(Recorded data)
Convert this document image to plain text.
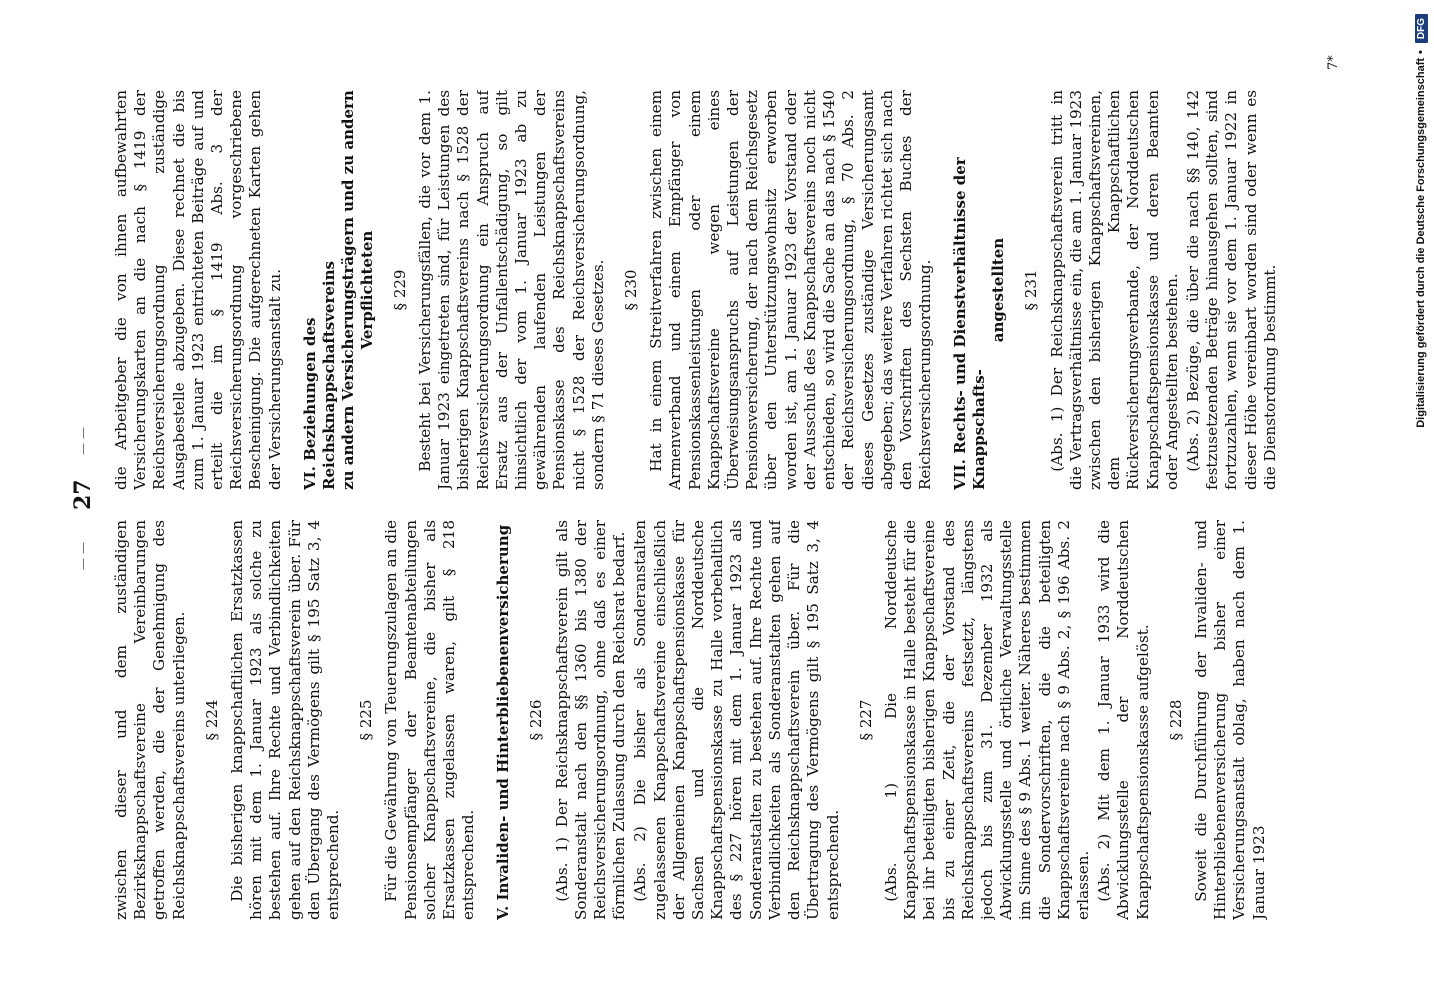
— —
27
— —

zwischen dieser und dem zuständigen Bezirksknappschaftsvereine Vereinbarungen getroffen werden, die der Genehmigung des Reichsknappschaftsvereins unterliegen. § 224 Die bisherigen knappschaftlichen Ersatzkassen hören mit dem 1. Januar 1923 als solche zu bestehen auf. Ihre Rechte und Verbindlichkeiten gehen auf den Reichsknappschaftsverein über. Für den Übergang des Vermögens gilt § 195 Satz 3, 4 entsprechend.

§ 225 Für die Gewährung von Teuerungszulagen an die Pensionsempfänger der Beamtenabteilungen solcher Knappschaftsvereine, die bisher als Ersatzkassen zugelassen waren, gilt § 218 entsprechend. V. Invaliden- und Hinterbliebenenversicherung § 226 (Abs. 1) Der Reichsknappschaftsverein gilt als Sonderanstalt nach den §§ 1360 bis 1380 der Reichsversicherungsordnung, ohne daß es einer förmlichen Zulassung durch den Reichsrat bedarf. (Abs. 2) Die bisher als Sonderanstalten zugelassenen Knappschaftsvereine einschließlich der Allgemeinen Knappschaftspensionskasse für Sachsen und die Norddeutsche Knappschaftspensionskasse zu Halle vorbehaltlich des § 227 hören mit dem 1. Januar 1923 als Sonderanstalten zu bestehen auf. Ihre Rechte und Verbindlichkeiten als Sonderanstalten gehen auf den Reichsknappschaftsverein über. Für die Übertragung des Vermögens gilt § 195 Satz 3, 4 entsprechend.

§ 227 (Abs. 1) Die Norddeutsche Knappschaftspensionskasse in Halle besteht für die bei ihr beteiligten bisherigen Knappschaftsvereine bis zu einer Zeit, die der Vorstand des Reichsknappschaftsvereins festsetzt, längstens jedoch bis zum 31. Dezember 1932 als Abwicklungsstelle und örtliche Verwaltungsstelle im Sinne des § 9 Abs. 1 weiter. Näheres bestimmen die Sondervorschriften, die die beteiligten Knappschaftsvereine nach § 9 Abs. 2, § 196 Abs. 2 erlassen. (Abs. 2) Mit dem 1. Januar 1933 wird die Abwicklungsstelle der Norddeutschen Knappschaftspensionskasse aufgelöst. § 228 Soweit die Durchführung der Invaliden- und Hinterbliebenenversicherung bisher einer Versicherungsanstalt oblag, haben nach dem 1. Januar 1923

die Arbeitgeber die von ihnen aufbewahrten Versicherungskarten an die nach § 1419 der Reichsversicherungsordnung zuständige Ausgabestelle abzugeben. Diese rechnet die bis zum 1. Januar 1923 entrichteten Beiträge auf und erteilt die im § 1419 Abs. 3 der Reichsversicherungsordnung vorgeschriebene Bescheinigung. Die aufgerechneten Karten gehen der Versicherungsanstalt zu. VI. Beziehungen des Reichsknappschaftsvereins zu andern Versicherungsträgern und zu andern Verpflichteten § 229 Besteht bei Versicherungsfällen, die vor dem 1. Januar 1923 eingetreten sind, für Leistungen des bisherigen Knappschaftsvereins nach § 1528 der Reichsversicherungsordnung ein Anspruch auf Ersatz aus der Unfallentschädigung, so gilt hinsichtlich der vom 1. Januar 1923 ab zu gewährenden laufenden Leistungen der Pensionskasse des Reichsknappschaftsvereins nicht § 1528 der Reichsversicherungsordnung, sondern § 71 dieses Gesetzes. § 230 Hat in einem Streitverfahren zwischen einem Armenverband und einem Empfänger von Pensionskassenleistungen oder einem Knappschaftsvereine wegen eines Überweisungsanspruchs auf Leistungen der Pensionsversicherung, der nach dem Reichsgesetz über den Unterstützungswohnsitz erworben worden ist, am 1. Januar 1923 der Vorstand oder der Ausschuß des Knappschaftsvereins noch nicht entschieden, so wird die Sache an das nach § 1540 der Reichsversicherungsordnung, § 70 Abs. 2 dieses Gesetzes zuständige Versicherungsamt abgegeben; das weitere Verfahren richtet sich nach den Vorschriften des Sechsten Buches der Reichsversicherungsordnung. VII. Rechts- und Dienstverhältnisse der Knappschafts-
angestellten § 231 (Abs. 1) Der Reichsknappschaftsverein tritt in die Vertragsverhältnisse ein, die am 1. Januar 1923 zwischen den bisherigen Knappschaftsvereinen, dem Knappschaftlichen Rückversicherungsverbande, der Norddeutschen Knappschaftspensionskasse und deren Beamten oder Angestellten bestehen. (Abs. 2) Bezüge, die über die nach §§ 140, 142 festzusetzenden Beträge hinausgehen sollten, sind fortzuzahlen, wenn sie vor dem 1. Januar 1922 in dieser Höhe vereinbart worden sind oder wenn es die Dienstordnung bestimmt.

7*	Digitalisierung gefördert durch die Deutsche Forschungsgemeinschaft
•
DFG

Given task: Extract from the material all lines containing the string "dieser".

Answer to this task:
zwischen dieser und dem zuständigen Bezirksknappschaftsvereine Vereinbarungen getroffen werden, die der Genehmigung des Reichsknappschaftsvereins unterliegen. § 224 Die bisherigen knappschaftlichen Ersatzkassen hören mit dem 1. Januar 1923 als solche zu bestehen auf. Ihre Rechte und Verbindlichkeiten gehen auf den Reichsknappschaftsverein über. Für den Übergang des Vermögens gilt § 195 Satz 3, 4 entsprechend.
angestellten § 231 (Abs. 1) Der Reichsknappschaftsverein tritt in die Vertragsverhältnisse ein, die am 1. Januar 1923 zwischen den bisherigen Knappschaftsvereinen, dem Knappschaftlichen Rückversicherungsverbande, der Norddeutschen Knappschaftspensionskasse und deren Beamten oder Angestellten bestehen. (Abs. 2) Bezüge, die über die nach §§ 140, 142 festzusetzenden Beträge hinausgehen sollten, sind fortzuzahlen, wenn sie vor dem 1. Januar 1922 in dieser Höhe vereinbart worden sind oder wenn es die Dienstordnung bestimmt.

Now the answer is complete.